— Requirement 1 —
Set down a passage from the commentary on the Times and the Free Beacon word for word. Begin at the words "Oh, well. I’m" and stop after "herself since 1996.".
— Requirement 2 —
Answer these questions from the commentary on the Times and the Free Beacon:
(a) How much did the Clinton Family Foundation donate to the New York Times Neediest Cases Fund, and in what year?
(b) When Scher asked the Times for comment, which reporter did the Times go to instead?
(c) Since what year has Hillary Clinton not driven a car herself?
START Excerpt provided
Yet the Times’ response — or lack thereof — to the Free Beacon’s inquiries suggests that the paper of record holds little regard for Goldfarb and Continetti’s brand of journalism. In both cases, the Times did not respond to Free Beacon reporters when they emailed requesting comment. Then, following publication of the articles, the Times responded to inquiries from the On Media blog while continuing to disregard emails from Free Beacon reporters. …
The two Free Beacon reports on the Times are factually sound: The first shows that American Bridge, the pro-Clinton super PAC, pulled Sen. Rubio and his wife’s traffic citations from the Miami-Dade county court just days before the Times’ report on the Rubios’ record of traffic violations. The second shows that the Clinton Family Foundation made a $100,000 donation to the New York Times Neediest Cases Fund in 2008, the same year the paper gave her its endorsement.
As Jake Tapper said after the previous round of forum-shopping by the Gray Lady, this is “unseemly” when campaigns do it, let alone media outlets.
Media organizations that feed rival Reporter B answers to questions from unfriendly Reporter A are acting like political campaigns. Unseemly
— Jake Tapper (@jaketapper) June 7, 2015
None of us think it's ethical when campaigns do that — cut it out. Unacceptable.
— Jake Tapper (@jaketapper) June 7, 2015
After Byers asked for comment on why the Times ignored the Free Beacon’s request for comment, the Free Beacon finally got a denial about the implication of the donation, but not on the facts Goodman reported. It’s a little late to retrieve credibility on this point now. One cannot help but conclude that the Times has adopted the campaign tactic of forum-shopping because it sees itself as campaigning, rather than reporting. Rather than respond to the audience that reads the Free Beacon, they respond instead to a totally different audience in order to provide them talking points and reassure them of the Times’ allegiance. What other possible reason would the Times have in doing this?
Glenn Reynolds says that was obvious after the Rubio hit piece:
When Scher asked the Times for comment, he got no reply. Instead, the Times went toPolitico’s Dylan Byers to give its side of the story. Byers published its denial that American Bridge was behind the story. (Scher is skeptical.) I’m not sure what’s worse: The possibility that the Times just reprinted opposition research from a partisan source (while crediting two reporters and a researcher), or the Times thinking on its own that this was a big scoop.
Oh, well. I’m inclined to agree with Jeff Greenfield that this is a parody of a political gotcha story. But if you think that the Rubios are a menace on the road, perhaps you should vote for the senator for president, so that he and his wife will have drivers. Look at Hillary Clinton: Her husband got elected to the White House, and she hasn’t driven a car herself since 1996.
And if Times journalists wonder why so many people think they bend over backward for gotcha stories involving politicians they disfavor, well, perhaps they should ponder this example. Everybody else is.
Give Byers credit for calling the Times out on this practice. He could have a high profile as the go-to person for media orgs’ spin for the next seventeen months, but he’s sticking to his guns as a media analyst. It does make one wonder where these media outlets will turn next to get out their spin.
END Excerpt provided
START Records
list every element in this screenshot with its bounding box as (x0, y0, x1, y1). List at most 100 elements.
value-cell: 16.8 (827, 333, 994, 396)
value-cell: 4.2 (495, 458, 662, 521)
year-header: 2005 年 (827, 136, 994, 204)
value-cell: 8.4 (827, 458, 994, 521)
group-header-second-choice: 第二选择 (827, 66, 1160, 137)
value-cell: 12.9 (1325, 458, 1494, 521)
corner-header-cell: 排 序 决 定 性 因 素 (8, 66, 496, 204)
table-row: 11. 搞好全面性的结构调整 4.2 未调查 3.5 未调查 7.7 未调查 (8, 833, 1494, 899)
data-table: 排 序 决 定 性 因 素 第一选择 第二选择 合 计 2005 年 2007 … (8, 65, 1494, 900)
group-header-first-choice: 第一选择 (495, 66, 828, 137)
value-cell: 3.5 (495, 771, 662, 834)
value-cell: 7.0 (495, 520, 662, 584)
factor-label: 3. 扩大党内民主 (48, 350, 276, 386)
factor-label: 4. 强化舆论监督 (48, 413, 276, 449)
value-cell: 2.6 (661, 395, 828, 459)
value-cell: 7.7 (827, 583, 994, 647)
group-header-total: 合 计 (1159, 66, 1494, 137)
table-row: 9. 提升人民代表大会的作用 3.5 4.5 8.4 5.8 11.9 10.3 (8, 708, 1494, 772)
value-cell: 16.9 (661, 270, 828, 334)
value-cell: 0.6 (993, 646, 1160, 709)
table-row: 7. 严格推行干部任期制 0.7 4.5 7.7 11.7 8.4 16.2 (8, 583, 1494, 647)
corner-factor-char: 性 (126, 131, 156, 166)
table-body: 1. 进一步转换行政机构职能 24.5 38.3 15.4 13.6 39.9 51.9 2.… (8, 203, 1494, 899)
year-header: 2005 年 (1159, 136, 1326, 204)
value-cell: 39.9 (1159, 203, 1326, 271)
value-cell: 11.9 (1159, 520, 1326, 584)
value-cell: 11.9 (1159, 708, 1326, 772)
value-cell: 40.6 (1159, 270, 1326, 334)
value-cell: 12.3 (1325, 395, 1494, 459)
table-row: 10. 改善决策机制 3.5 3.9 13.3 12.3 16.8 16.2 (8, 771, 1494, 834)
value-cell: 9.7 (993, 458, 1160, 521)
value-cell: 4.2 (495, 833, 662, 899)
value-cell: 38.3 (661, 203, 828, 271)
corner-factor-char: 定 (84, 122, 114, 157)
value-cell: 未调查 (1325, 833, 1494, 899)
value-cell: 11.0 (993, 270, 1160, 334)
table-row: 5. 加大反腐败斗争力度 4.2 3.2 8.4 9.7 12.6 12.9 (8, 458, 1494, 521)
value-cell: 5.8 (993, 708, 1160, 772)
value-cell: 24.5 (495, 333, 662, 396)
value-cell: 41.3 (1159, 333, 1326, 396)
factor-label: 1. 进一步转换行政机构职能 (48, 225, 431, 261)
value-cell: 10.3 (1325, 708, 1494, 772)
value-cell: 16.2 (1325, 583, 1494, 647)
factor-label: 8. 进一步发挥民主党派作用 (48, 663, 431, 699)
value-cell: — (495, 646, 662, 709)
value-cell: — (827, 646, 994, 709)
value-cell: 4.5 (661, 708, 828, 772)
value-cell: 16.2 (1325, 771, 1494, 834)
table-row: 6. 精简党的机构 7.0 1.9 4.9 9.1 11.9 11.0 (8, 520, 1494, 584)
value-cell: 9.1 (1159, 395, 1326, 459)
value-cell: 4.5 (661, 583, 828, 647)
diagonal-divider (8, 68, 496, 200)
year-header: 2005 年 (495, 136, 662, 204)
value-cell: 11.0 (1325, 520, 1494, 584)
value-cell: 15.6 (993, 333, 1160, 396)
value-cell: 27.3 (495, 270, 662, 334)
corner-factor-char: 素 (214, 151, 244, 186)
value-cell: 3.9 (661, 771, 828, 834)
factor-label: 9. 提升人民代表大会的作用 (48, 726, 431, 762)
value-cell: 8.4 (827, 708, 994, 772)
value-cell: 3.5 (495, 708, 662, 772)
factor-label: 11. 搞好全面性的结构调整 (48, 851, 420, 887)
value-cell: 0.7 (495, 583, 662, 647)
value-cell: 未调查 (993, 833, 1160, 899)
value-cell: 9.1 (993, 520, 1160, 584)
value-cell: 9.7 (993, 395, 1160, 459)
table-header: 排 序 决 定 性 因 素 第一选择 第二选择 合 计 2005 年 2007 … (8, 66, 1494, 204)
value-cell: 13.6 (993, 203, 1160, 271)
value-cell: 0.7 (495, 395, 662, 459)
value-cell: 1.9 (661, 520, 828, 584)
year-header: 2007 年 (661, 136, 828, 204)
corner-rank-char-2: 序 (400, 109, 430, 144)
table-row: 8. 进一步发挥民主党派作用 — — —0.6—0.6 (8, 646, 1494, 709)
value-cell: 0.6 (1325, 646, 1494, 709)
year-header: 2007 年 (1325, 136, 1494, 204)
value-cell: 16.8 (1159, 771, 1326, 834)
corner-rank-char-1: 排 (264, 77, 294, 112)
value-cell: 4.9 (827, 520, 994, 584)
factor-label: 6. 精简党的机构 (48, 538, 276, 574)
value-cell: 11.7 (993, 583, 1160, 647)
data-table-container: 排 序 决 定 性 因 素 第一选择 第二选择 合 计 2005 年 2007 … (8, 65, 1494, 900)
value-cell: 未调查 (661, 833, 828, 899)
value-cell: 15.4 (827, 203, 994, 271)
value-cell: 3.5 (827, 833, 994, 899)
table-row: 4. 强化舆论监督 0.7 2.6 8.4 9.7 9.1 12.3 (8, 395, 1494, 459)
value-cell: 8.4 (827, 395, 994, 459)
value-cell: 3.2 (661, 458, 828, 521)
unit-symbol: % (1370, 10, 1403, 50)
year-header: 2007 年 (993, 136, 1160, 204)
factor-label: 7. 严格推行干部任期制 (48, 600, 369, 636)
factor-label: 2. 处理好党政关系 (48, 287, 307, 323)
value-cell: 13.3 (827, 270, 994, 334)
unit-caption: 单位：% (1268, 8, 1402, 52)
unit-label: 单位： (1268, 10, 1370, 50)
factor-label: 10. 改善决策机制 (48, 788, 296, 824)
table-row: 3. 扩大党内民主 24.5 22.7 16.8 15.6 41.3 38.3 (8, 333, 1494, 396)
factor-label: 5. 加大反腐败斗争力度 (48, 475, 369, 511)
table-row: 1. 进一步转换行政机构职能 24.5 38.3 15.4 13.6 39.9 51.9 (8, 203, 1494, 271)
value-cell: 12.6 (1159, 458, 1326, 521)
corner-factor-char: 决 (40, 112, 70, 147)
END Records
— Expected output 1 —
Oh, well. I’m inclined to agree with Jeff Greenfield that this is a parody of a political gotcha story. But if you think that the Rubios are a menace on the road, perhaps you should vote for the senator for president, so that he and his wife will have drivers. Look at Hillary Clinton: Her husband got elected to the White House, and she hasn’t driven a car herself since 1996.

— Expected output 2 —
(a) $100,000, in 2008.
(b) Politico's Dylan Byers.
(c) 1996.